### GIVEN REQUEST
Please turn each of the rows below into a numbered list, leaving out any blank lines.
- - - - -
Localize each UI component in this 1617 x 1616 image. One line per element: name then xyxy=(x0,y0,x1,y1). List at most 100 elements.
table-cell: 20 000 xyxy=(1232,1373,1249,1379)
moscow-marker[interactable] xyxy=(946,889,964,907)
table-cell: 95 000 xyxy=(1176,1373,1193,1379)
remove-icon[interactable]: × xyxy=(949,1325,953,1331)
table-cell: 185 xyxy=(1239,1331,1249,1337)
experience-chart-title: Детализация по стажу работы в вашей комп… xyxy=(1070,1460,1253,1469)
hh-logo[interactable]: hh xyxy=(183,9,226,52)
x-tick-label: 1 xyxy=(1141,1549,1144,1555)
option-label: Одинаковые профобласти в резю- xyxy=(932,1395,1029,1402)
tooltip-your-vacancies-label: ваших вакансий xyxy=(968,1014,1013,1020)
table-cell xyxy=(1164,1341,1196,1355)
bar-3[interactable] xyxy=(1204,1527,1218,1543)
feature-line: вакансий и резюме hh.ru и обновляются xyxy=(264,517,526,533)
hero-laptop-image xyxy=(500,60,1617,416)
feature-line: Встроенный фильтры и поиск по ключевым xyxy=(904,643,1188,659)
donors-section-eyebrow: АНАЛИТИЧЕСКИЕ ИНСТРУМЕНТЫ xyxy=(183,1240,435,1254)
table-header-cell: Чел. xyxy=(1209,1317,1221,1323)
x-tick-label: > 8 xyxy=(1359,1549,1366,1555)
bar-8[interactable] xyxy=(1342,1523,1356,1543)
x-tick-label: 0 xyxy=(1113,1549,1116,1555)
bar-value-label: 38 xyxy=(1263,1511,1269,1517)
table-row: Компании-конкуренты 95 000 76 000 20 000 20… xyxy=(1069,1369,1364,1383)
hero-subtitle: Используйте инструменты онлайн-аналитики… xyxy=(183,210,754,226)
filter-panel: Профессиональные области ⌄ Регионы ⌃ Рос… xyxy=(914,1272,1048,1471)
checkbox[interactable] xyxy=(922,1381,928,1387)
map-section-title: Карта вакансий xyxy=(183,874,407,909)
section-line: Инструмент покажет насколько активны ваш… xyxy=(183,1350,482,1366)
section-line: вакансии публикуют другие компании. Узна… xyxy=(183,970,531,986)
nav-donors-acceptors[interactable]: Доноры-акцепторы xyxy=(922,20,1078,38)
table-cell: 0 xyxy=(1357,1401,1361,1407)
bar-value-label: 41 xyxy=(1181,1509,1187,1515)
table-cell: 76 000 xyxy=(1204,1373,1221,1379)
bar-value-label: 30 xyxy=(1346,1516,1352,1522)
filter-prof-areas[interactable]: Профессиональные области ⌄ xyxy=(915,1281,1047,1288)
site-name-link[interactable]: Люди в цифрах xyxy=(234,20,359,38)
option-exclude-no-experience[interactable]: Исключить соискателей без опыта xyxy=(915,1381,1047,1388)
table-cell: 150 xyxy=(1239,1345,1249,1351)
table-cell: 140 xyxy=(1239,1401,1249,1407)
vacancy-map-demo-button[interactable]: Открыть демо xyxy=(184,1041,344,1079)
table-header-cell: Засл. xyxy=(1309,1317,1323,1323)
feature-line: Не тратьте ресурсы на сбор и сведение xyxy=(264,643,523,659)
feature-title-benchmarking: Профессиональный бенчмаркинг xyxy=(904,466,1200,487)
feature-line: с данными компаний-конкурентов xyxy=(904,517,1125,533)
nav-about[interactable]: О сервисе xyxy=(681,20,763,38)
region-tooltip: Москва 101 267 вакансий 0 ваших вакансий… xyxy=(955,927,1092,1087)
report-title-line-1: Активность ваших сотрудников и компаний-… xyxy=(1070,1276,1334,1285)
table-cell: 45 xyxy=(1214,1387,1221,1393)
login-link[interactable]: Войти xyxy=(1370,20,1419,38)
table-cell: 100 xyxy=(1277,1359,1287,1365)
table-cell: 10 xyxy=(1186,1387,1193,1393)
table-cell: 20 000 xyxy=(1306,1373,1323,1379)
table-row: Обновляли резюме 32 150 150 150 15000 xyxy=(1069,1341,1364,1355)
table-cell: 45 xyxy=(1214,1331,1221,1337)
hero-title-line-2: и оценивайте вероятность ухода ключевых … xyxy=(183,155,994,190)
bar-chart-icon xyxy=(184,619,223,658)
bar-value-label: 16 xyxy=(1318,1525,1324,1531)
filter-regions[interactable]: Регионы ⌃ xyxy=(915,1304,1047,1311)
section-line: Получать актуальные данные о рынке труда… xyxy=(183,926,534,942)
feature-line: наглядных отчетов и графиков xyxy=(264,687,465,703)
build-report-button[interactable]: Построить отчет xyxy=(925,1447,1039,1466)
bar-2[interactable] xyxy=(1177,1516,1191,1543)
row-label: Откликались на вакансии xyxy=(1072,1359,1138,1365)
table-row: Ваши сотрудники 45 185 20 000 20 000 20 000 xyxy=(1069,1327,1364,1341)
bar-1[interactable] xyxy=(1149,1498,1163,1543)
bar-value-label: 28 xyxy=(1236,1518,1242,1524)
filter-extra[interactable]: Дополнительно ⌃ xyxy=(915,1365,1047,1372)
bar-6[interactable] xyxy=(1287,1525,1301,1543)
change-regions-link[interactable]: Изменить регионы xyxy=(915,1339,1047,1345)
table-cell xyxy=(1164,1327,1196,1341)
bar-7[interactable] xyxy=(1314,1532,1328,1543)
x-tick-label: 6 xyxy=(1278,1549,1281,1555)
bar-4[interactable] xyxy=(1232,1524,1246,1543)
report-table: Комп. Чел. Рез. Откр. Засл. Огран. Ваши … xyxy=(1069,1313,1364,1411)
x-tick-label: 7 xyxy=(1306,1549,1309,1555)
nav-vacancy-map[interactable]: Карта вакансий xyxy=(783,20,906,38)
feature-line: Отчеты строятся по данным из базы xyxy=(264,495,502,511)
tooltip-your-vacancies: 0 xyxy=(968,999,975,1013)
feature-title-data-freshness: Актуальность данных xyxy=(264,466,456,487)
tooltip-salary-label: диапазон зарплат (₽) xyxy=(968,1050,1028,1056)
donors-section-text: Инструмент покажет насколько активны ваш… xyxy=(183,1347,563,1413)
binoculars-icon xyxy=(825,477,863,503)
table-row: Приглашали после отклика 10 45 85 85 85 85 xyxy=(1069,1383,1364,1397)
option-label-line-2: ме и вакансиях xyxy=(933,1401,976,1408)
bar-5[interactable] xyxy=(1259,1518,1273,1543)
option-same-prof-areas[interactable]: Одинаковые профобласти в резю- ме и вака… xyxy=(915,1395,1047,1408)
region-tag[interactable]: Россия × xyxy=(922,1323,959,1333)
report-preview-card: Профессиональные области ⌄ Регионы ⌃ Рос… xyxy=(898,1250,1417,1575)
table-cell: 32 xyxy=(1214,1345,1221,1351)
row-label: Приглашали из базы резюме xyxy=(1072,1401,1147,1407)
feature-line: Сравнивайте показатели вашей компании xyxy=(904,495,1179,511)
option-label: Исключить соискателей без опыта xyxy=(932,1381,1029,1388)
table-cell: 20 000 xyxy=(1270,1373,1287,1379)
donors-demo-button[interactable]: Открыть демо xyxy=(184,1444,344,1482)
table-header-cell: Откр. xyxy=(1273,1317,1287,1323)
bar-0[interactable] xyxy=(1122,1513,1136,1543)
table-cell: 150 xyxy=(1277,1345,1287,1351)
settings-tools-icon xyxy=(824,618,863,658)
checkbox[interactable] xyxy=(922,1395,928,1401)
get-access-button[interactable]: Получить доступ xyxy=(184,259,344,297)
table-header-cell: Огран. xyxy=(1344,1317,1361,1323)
- - - - -
### COMPLETED EXERCISE
1. Localize each UI component in this 1617 x 1616 image. One line per element: name then xyxy=(x0,y0,x1,y1). List at most 100 elements.
2. table-cell: 20 000 xyxy=(1232,1373,1249,1379)
3. moscow-marker[interactable] xyxy=(946,889,964,907)
4. table-cell: 95 000 xyxy=(1176,1373,1193,1379)
5. remove-icon[interactable]: × xyxy=(949,1325,953,1331)
6. table-cell: 185 xyxy=(1239,1331,1249,1337)
7. experience-chart-title: Детализация по стажу работы в вашей комп… xyxy=(1070,1460,1253,1469)
8. hh-logo[interactable]: hh xyxy=(183,9,226,52)
9. x-tick-label: 1 xyxy=(1141,1549,1144,1555)
10. option-label: Одинаковые профобласти в резю- xyxy=(932,1395,1029,1402)
11. tooltip-your-vacancies-label: ваших вакансий xyxy=(968,1014,1013,1020)
12. table-cell xyxy=(1164,1341,1196,1355)
13. bar-3[interactable] xyxy=(1204,1527,1218,1543)
14. feature-line: вакансий и резюме hh.ru и обновляются xyxy=(264,517,526,533)
15. hero-laptop-image xyxy=(500,60,1617,416)
16. feature-line: Встроенный фильтры и поиск по ключевым xyxy=(904,643,1188,659)
17. donors-section-eyebrow: АНАЛИТИЧЕСКИЕ ИНСТРУМЕНТЫ xyxy=(183,1240,435,1254)
18. table-header-cell: Чел. xyxy=(1209,1317,1221,1323)
19. x-tick-label: > 8 xyxy=(1359,1549,1366,1555)
20. bar-8[interactable] xyxy=(1342,1523,1356,1543)
21. x-tick-label: 0 xyxy=(1113,1549,1116,1555)
22. bar-value-label: 38 xyxy=(1263,1511,1269,1517)
23. table-row: Компании-конкуренты 95 000 76 000 20 000 20… xyxy=(1069,1369,1364,1383)
24. hero-subtitle: Используйте инструменты онлайн-аналитики… xyxy=(183,210,754,226)
25. filter-panel: Профессиональные области ⌄ Регионы ⌃ Рос… xyxy=(914,1272,1048,1471)
26. checkbox[interactable] xyxy=(922,1381,928,1387)
27. map-section-title: Карта вакансий xyxy=(183,874,407,909)
28. section-line: Инструмент покажет насколько активны ваш… xyxy=(183,1350,482,1366)
29. section-line: вакансии публикуют другие компании. Узна… xyxy=(183,970,531,986)
30. nav-donors-acceptors[interactable]: Доноры-акцепторы xyxy=(922,20,1078,38)
31. table-cell: 0 xyxy=(1357,1401,1361,1407)
32. bar-value-label: 41 xyxy=(1181,1509,1187,1515)
33. table-cell: 76 000 xyxy=(1204,1373,1221,1379)
34. bar-value-label: 30 xyxy=(1346,1516,1352,1522)
35. filter-prof-areas[interactable]: Профессиональные области ⌄ xyxy=(915,1281,1047,1288)
36. site-name-link[interactable]: Люди в цифрах xyxy=(234,20,359,38)
37. option-exclude-no-experience[interactable]: Исключить соискателей без опыта xyxy=(915,1381,1047,1388)
38. table-cell: 150 xyxy=(1239,1345,1249,1351)
39. table-cell: 140 xyxy=(1239,1401,1249,1407)
40. vacancy-map-demo-button[interactable]: Открыть демо xyxy=(184,1041,344,1079)
41. table-header-cell: Засл. xyxy=(1309,1317,1323,1323)
42. feature-line: Не тратьте ресурсы на сбор и сведение xyxy=(264,643,523,659)
43. feature-title-benchmarking: Профессиональный бенчмаркинг xyxy=(904,466,1200,487)
44. feature-line: с данными компаний-конкурентов xyxy=(904,517,1125,533)
45. nav-about[interactable]: О сервисе xyxy=(681,20,763,38)
46. region-tooltip: Москва 101 267 вакансий 0 ваших вакансий… xyxy=(955,927,1092,1087)
47. report-title-line-1: Активность ваших сотрудников и компаний-… xyxy=(1070,1276,1334,1285)
48. table-cell: 45 xyxy=(1214,1387,1221,1393)
49. login-link[interactable]: Войти xyxy=(1370,20,1419,38)
50. table-cell: 100 xyxy=(1277,1359,1287,1365)
51. table-cell: 10 xyxy=(1186,1387,1193,1393)
52. table-cell: 20 000 xyxy=(1306,1373,1323,1379)
53. table-row: Обновляли резюме 32 150 150 150 15000 xyxy=(1069,1341,1364,1355)
54. table-cell: 45 xyxy=(1214,1331,1221,1337)
55. hero-title-line-2: и оценивайте вероятность ухода ключевых … xyxy=(183,155,994,190)
56. bar-chart-icon xyxy=(184,619,223,658)
57. bar-value-label: 16 xyxy=(1318,1525,1324,1531)
58. filter-regions[interactable]: Регионы ⌃ xyxy=(915,1304,1047,1311)
59. section-line: Получать актуальные данные о рынке труда… xyxy=(183,926,534,942)
60. feature-line: наглядных отчетов и графиков xyxy=(264,687,465,703)
61. build-report-button[interactable]: Построить отчет xyxy=(925,1447,1039,1466)
62. bar-2[interactable] xyxy=(1177,1516,1191,1543)
63. row-label: Откликались на вакансии xyxy=(1072,1359,1138,1365)
64. table-row: Ваши сотрудники 45 185 20 000 20 000 20 000 xyxy=(1069,1327,1364,1341)
65. bar-1[interactable] xyxy=(1149,1498,1163,1543)
66. bar-value-label: 28 xyxy=(1236,1518,1242,1524)
67. filter-extra[interactable]: Дополнительно ⌃ xyxy=(915,1365,1047,1372)
68. bar-6[interactable] xyxy=(1287,1525,1301,1543)
69. change-regions-link[interactable]: Изменить регионы xyxy=(915,1339,1047,1345)
70. table-cell xyxy=(1164,1327,1196,1341)
71. bar-7[interactable] xyxy=(1314,1532,1328,1543)
72. x-tick-label: 6 xyxy=(1278,1549,1281,1555)
73. bar-4[interactable] xyxy=(1232,1524,1246,1543)
74. report-table: Комп. Чел. Рез. Откр. Засл. Огран. Ваши … xyxy=(1069,1313,1364,1411)
75. x-tick-label: 7 xyxy=(1306,1549,1309,1555)
76. nav-vacancy-map[interactable]: Карта вакансий xyxy=(783,20,906,38)
77. feature-line: Отчеты строятся по данным из базы xyxy=(264,495,502,511)
78. tooltip-your-vacancies: 0 xyxy=(968,999,975,1013)
79. feature-title-data-freshness: Актуальность данных xyxy=(264,466,456,487)
80. tooltip-salary-label: диапазон зарплат (₽) xyxy=(968,1050,1028,1056)
81. donors-section-text: Инструмент покажет насколько активны ваш… xyxy=(183,1347,563,1413)
82. binoculars-icon xyxy=(825,477,863,503)
83. table-row: Приглашали после отклика 10 45 85 85 85 85 xyxy=(1069,1383,1364,1397)
84. option-label-line-2: ме и вакансиях xyxy=(933,1401,976,1408)
85. bar-5[interactable] xyxy=(1259,1518,1273,1543)
86. option-same-prof-areas[interactable]: Одинаковые профобласти в резю- ме и вака… xyxy=(915,1395,1047,1408)
87. region-tag[interactable]: Россия × xyxy=(922,1323,959,1333)
88. report-preview-card: Профессиональные области ⌄ Регионы ⌃ Рос… xyxy=(898,1250,1417,1575)
89. table-cell: 32 xyxy=(1214,1345,1221,1351)
90. row-label: Приглашали из базы резюме xyxy=(1072,1401,1147,1407)
91. feature-line: Сравнивайте показатели вашей компании xyxy=(904,495,1179,511)
92. option-label: Исключить соискателей без опыта xyxy=(932,1381,1029,1388)
93. table-cell: 20 000 xyxy=(1270,1373,1287,1379)
94. donors-demo-button[interactable]: Открыть демо xyxy=(184,1444,344,1482)
95. table-header-cell: Откр. xyxy=(1273,1317,1287,1323)
96. bar-0[interactable] xyxy=(1122,1513,1136,1543)
97. table-cell: 150 xyxy=(1277,1345,1287,1351)
98. settings-tools-icon xyxy=(824,618,863,658)
99. checkbox[interactable] xyxy=(922,1395,928,1401)
100. get-access-button[interactable]: Получить доступ xyxy=(184,259,344,297)
101. table-header-cell: Огран. xyxy=(1344,1317,1361,1323)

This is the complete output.